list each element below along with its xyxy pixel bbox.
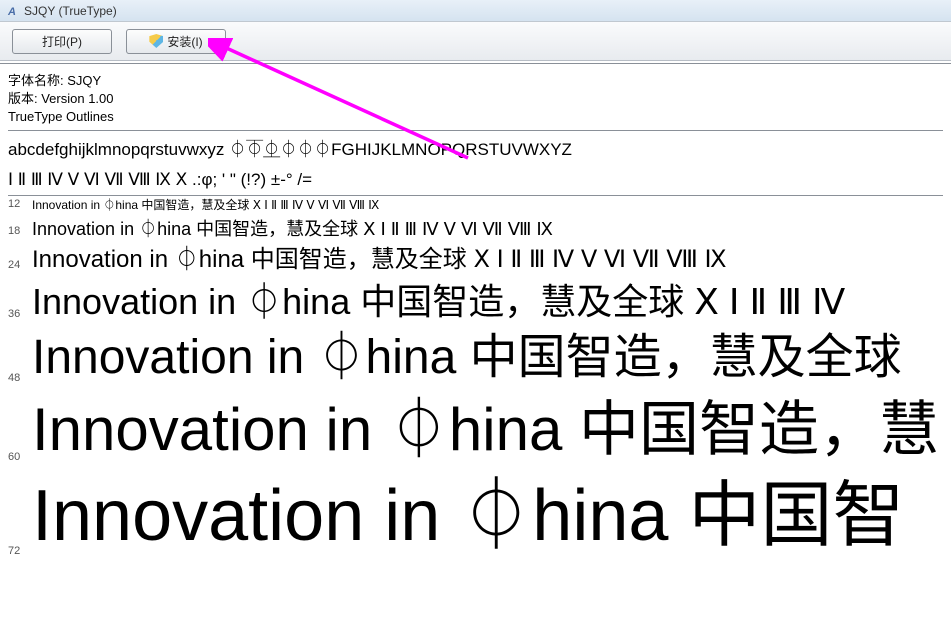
sample-text: Innovation in ⏀hina 中国智造，慧 [32,392,939,467]
charset-divider [8,195,943,196]
charset-line-1: abcdefghijklmnopqrstuvwxyz ⏀⏁⏂⏀⏀⏀FGHIJKL… [8,139,943,161]
sample-text: Innovation in ⏀hina 中国智造，慧及全球 Ⅹ Ⅰ Ⅱ Ⅲ Ⅳ [32,279,845,324]
window-titlebar: A SJQY (TrueType) [0,0,951,22]
sample-size-label: 48 [8,372,32,388]
font-app-icon: A [6,4,20,18]
print-button-label: 打印(P) [42,33,82,50]
meta-divider [8,130,943,131]
content-area: 字体名称: SJQY 版本: Version 1.00 TrueType Out… [0,66,951,561]
sample-size-label: 12 [8,198,32,214]
samples-container: 12Innovation in ⏀hina 中国智造，慧及全球 Ⅹ Ⅰ Ⅱ Ⅲ … [8,198,943,561]
install-button[interactable]: 安装(I) [126,29,226,54]
font-version-label: 版本: Version 1.00 [8,90,943,108]
sample-text: Innovation in ⏀hina 中国智造，慧及全球 [32,328,902,388]
font-name-label: 字体名称: SJQY [8,72,943,90]
install-button-label: 安装(I) [167,33,202,50]
sample-size-label: 18 [8,225,32,241]
sample-row: 18Innovation in ⏀hina 中国智造，慧及全球 Ⅹ Ⅰ Ⅱ Ⅲ … [8,218,943,241]
sample-row: 60Innovation in ⏀hina 中国智造，慧 [8,392,943,467]
sample-text: Innovation in ⏀hina 中国智造，慧及全球 Ⅹ Ⅰ Ⅱ Ⅲ Ⅳ … [32,245,727,275]
sample-row: 48Innovation in ⏀hina 中国智造，慧及全球 [8,328,943,388]
toolbar: 打印(P) 安装(I) [0,22,951,61]
sample-row: 24Innovation in ⏀hina 中国智造，慧及全球 Ⅹ Ⅰ Ⅱ Ⅲ … [8,245,943,275]
sample-row: 12Innovation in ⏀hina 中国智造，慧及全球 Ⅹ Ⅰ Ⅱ Ⅲ … [8,198,943,214]
print-button[interactable]: 打印(P) [12,29,112,54]
sample-size-label: 72 [8,545,32,561]
sample-size-label: 24 [8,259,32,275]
charset-line-2: Ⅰ Ⅱ Ⅲ Ⅳ Ⅴ Ⅵ Ⅶ Ⅷ Ⅸ Ⅹ .:φ; ' " (!?) ±-° /= [8,169,943,191]
sample-text: Innovation in ⏀hina 中国智造，慧及全球 Ⅹ Ⅰ Ⅱ Ⅲ Ⅳ … [32,218,553,241]
window-title: SJQY (TrueType) [24,4,117,18]
sample-row: 72Innovation in ⏀hina 中国智 [8,471,943,561]
font-outlines-label: TrueType Outlines [8,108,943,126]
sample-row: 36Innovation in ⏀hina 中国智造，慧及全球 Ⅹ Ⅰ Ⅱ Ⅲ … [8,279,943,324]
sample-text: Innovation in ⏀hina 中国智造，慧及全球 Ⅹ Ⅰ Ⅱ Ⅲ Ⅳ … [32,198,379,213]
uac-shield-icon [149,34,163,48]
svg-text:A: A [7,6,16,18]
sample-size-label: 36 [8,308,32,324]
sample-text: Innovation in ⏀hina 中国智 [32,471,904,561]
toolbar-divider [0,63,951,64]
sample-size-label: 60 [8,451,32,467]
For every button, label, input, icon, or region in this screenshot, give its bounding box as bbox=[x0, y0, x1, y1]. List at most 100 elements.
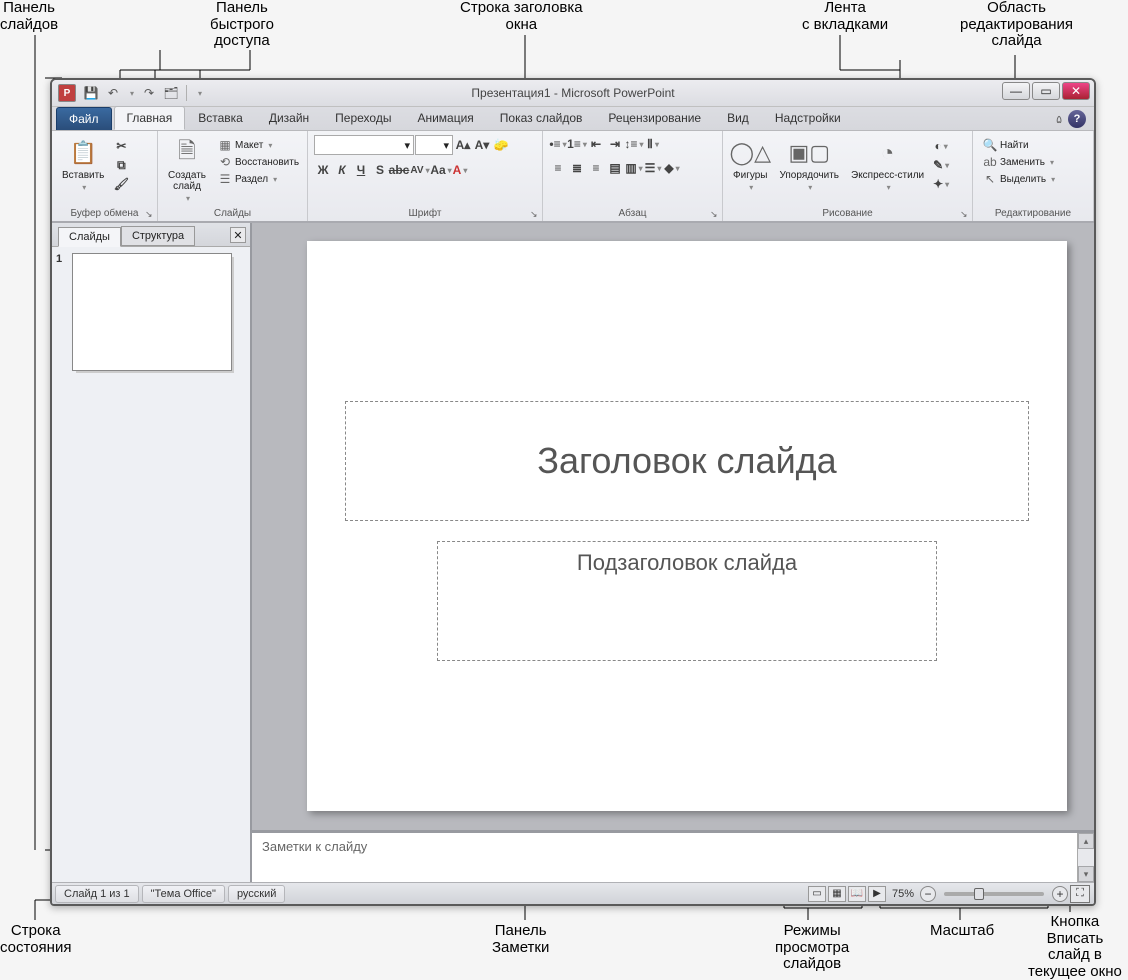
tab-outline[interactable]: Структура bbox=[121, 226, 195, 246]
panel-close-button[interactable]: ✕ bbox=[230, 227, 246, 243]
maximize-button[interactable]: ▭ bbox=[1032, 82, 1060, 100]
find-button[interactable]: 🔍Найти bbox=[979, 137, 1059, 153]
quick-styles-button[interactable]: ◔ Экспресс-стили bbox=[847, 135, 928, 195]
redo-icon[interactable]: ↷ bbox=[140, 84, 158, 102]
status-theme[interactable]: "Тема Office" bbox=[142, 885, 225, 903]
bullets-icon[interactable]: •≡ bbox=[549, 135, 567, 153]
slide-thumbnail-item[interactable]: 1 bbox=[56, 253, 246, 371]
tab-insert[interactable]: Вставка bbox=[185, 106, 256, 130]
slide-canvas[interactable]: Заголовок слайда Подзаголовок слайда bbox=[307, 241, 1067, 811]
new-slide-button[interactable]: 🗎 Создать слайд bbox=[164, 135, 210, 206]
notes-scrollbar[interactable]: ▴ ▾ bbox=[1077, 833, 1094, 882]
zoom-in-button[interactable]: + bbox=[1052, 886, 1068, 902]
decrease-indent-icon[interactable]: ⇤ bbox=[587, 135, 605, 153]
strikethrough-icon[interactable]: abc bbox=[390, 161, 408, 179]
columns-icon[interactable]: ▥ bbox=[625, 159, 643, 177]
smartart-icon[interactable]: ◆ bbox=[663, 159, 681, 177]
italic-icon[interactable]: К bbox=[333, 161, 351, 179]
undo-icon[interactable]: ↶ bbox=[104, 84, 122, 102]
tab-home[interactable]: Главная bbox=[114, 106, 186, 130]
qat-customize-icon[interactable] bbox=[193, 84, 205, 102]
minimize-button[interactable]: — bbox=[1002, 82, 1030, 100]
slideshow-view-icon[interactable]: ▶ bbox=[868, 886, 886, 902]
notes-scroll-up-icon[interactable]: ▴ bbox=[1078, 833, 1094, 849]
arrange-dropdown-icon[interactable] bbox=[806, 182, 812, 193]
align-text-icon[interactable]: ☰ bbox=[644, 159, 662, 177]
arrange-button[interactable]: ▣▢ Упорядочить bbox=[775, 135, 843, 195]
increase-font-icon[interactable]: A▴ bbox=[454, 136, 472, 154]
justify-icon[interactable]: ▤ bbox=[606, 159, 624, 177]
notes-scroll-down-icon[interactable]: ▾ bbox=[1078, 866, 1094, 882]
notes-pane[interactable]: Заметки к слайду ▴ ▾ bbox=[252, 830, 1094, 882]
status-language[interactable]: русский bbox=[228, 885, 285, 903]
section-button[interactable]: ☰Раздел bbox=[214, 171, 303, 187]
tab-transitions[interactable]: Переходы bbox=[322, 106, 404, 130]
paste-dropdown-icon[interactable] bbox=[80, 182, 86, 193]
shapes-button[interactable]: ◯△ Фигуры bbox=[729, 135, 771, 195]
tab-slideshow[interactable]: Показ слайдов bbox=[487, 106, 596, 130]
char-spacing-icon[interactable]: AV bbox=[409, 161, 431, 179]
clear-format-icon[interactable]: 🧽 bbox=[492, 136, 510, 154]
change-case-icon[interactable]: Aa bbox=[432, 161, 450, 179]
tab-review[interactable]: Рецензирование bbox=[595, 106, 714, 130]
text-direction-icon[interactable]: Ⅱ bbox=[644, 135, 662, 153]
quick-styles-dropdown-icon[interactable] bbox=[885, 182, 891, 193]
increase-indent-icon[interactable]: ⇥ bbox=[606, 135, 624, 153]
status-slide-count[interactable]: Слайд 1 из 1 bbox=[55, 885, 139, 903]
tab-view[interactable]: Вид bbox=[714, 106, 762, 130]
cut-icon[interactable]: ✂ bbox=[112, 137, 130, 155]
dialog-launcher-paragraph[interactable]: ↘ bbox=[709, 208, 721, 220]
align-center-icon[interactable]: ≣ bbox=[568, 159, 586, 177]
replace-button[interactable]: abЗаменить bbox=[979, 154, 1059, 170]
save-icon[interactable]: 💾 bbox=[82, 84, 100, 102]
window-title: Презентация1 - Microsoft PowerPoint bbox=[52, 86, 1094, 100]
numbering-icon[interactable]: 1≡ bbox=[568, 135, 586, 153]
subtitle-placeholder[interactable]: Подзаголовок слайда bbox=[437, 541, 937, 661]
font-size-combo[interactable]: ▾ bbox=[415, 135, 453, 155]
dialog-launcher-font[interactable]: ↘ bbox=[529, 208, 541, 220]
close-button[interactable]: ✕ bbox=[1062, 82, 1090, 100]
undo-dropdown-icon[interactable] bbox=[126, 84, 136, 102]
reading-view-icon[interactable]: 📖 bbox=[848, 886, 866, 902]
tab-design[interactable]: Дизайн bbox=[256, 106, 322, 130]
minimize-ribbon-icon[interactable]: ۵ bbox=[1056, 113, 1062, 126]
slide-thumbnail[interactable] bbox=[72, 253, 232, 371]
copy-icon[interactable]: ⧉ bbox=[112, 156, 130, 174]
bold-icon[interactable]: Ж bbox=[314, 161, 332, 179]
tab-file[interactable]: Файл bbox=[56, 107, 112, 130]
dialog-launcher-drawing[interactable]: ↘ bbox=[959, 208, 971, 220]
zoom-slider[interactable] bbox=[944, 892, 1044, 896]
tab-animation[interactable]: Анимация bbox=[404, 106, 486, 130]
dialog-launcher-clipboard[interactable]: ↘ bbox=[144, 208, 156, 220]
tab-addins[interactable]: Надстройки bbox=[762, 106, 854, 130]
layout-button[interactable]: ▦Макет bbox=[214, 137, 303, 153]
fit-to-window-button[interactable]: ⛶ bbox=[1070, 885, 1090, 903]
qat-extra-icon[interactable]: 🗂 bbox=[162, 84, 180, 102]
zoom-out-button[interactable]: − bbox=[920, 886, 936, 902]
font-color-icon[interactable]: A bbox=[451, 161, 469, 179]
paste-button[interactable]: 📋 Вставить bbox=[58, 135, 108, 195]
font-name-combo[interactable]: ▾ bbox=[314, 135, 414, 155]
decrease-font-icon[interactable]: A▾ bbox=[473, 136, 491, 154]
normal-view-icon[interactable]: ▭ bbox=[808, 886, 826, 902]
new-slide-dropdown-icon[interactable] bbox=[184, 193, 190, 204]
tab-slides[interactable]: Слайды bbox=[58, 227, 121, 247]
app-icon[interactable]: P bbox=[58, 84, 76, 102]
select-button[interactable]: ↖Выделить bbox=[979, 171, 1059, 187]
format-painter-icon[interactable]: 🖌 bbox=[112, 175, 130, 193]
shapes-dropdown-icon[interactable] bbox=[747, 182, 753, 193]
shape-outline-icon[interactable]: ✎ bbox=[932, 156, 950, 174]
shadow-icon[interactable]: S bbox=[371, 161, 389, 179]
shape-effects-icon[interactable]: ✦ bbox=[932, 175, 950, 193]
title-placeholder[interactable]: Заголовок слайда bbox=[345, 401, 1029, 521]
reset-button[interactable]: ⟲Восстановить bbox=[214, 154, 303, 170]
zoom-value[interactable]: 75% bbox=[892, 888, 914, 900]
zoom-slider-thumb[interactable] bbox=[974, 888, 984, 900]
align-left-icon[interactable]: ≡ bbox=[549, 159, 567, 177]
help-button[interactable]: ? bbox=[1068, 110, 1086, 128]
align-right-icon[interactable]: ≡ bbox=[587, 159, 605, 177]
underline-icon[interactable]: Ч bbox=[352, 161, 370, 179]
line-spacing-icon[interactable]: ↕≡ bbox=[625, 135, 643, 153]
sorter-view-icon[interactable]: ▦ bbox=[828, 886, 846, 902]
shape-fill-icon[interactable]: ◐ bbox=[932, 137, 950, 155]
----------------
TO BE DONE: Copy out the lines from the one containing "tab-outline[interactable]: Структура bbox=[121, 226, 195, 246]" through the one containing "find-button[interactable]: 🔍Найти bbox=[979, 137, 1059, 153]", inclusive, unchanged.

FULL RESPONSE:
tab-outline[interactable]: Структура bbox=[121, 226, 195, 246]
panel-close-button[interactable]: ✕ bbox=[230, 227, 246, 243]
maximize-button[interactable]: ▭ bbox=[1032, 82, 1060, 100]
find-button[interactable]: 🔍Найти bbox=[979, 137, 1059, 153]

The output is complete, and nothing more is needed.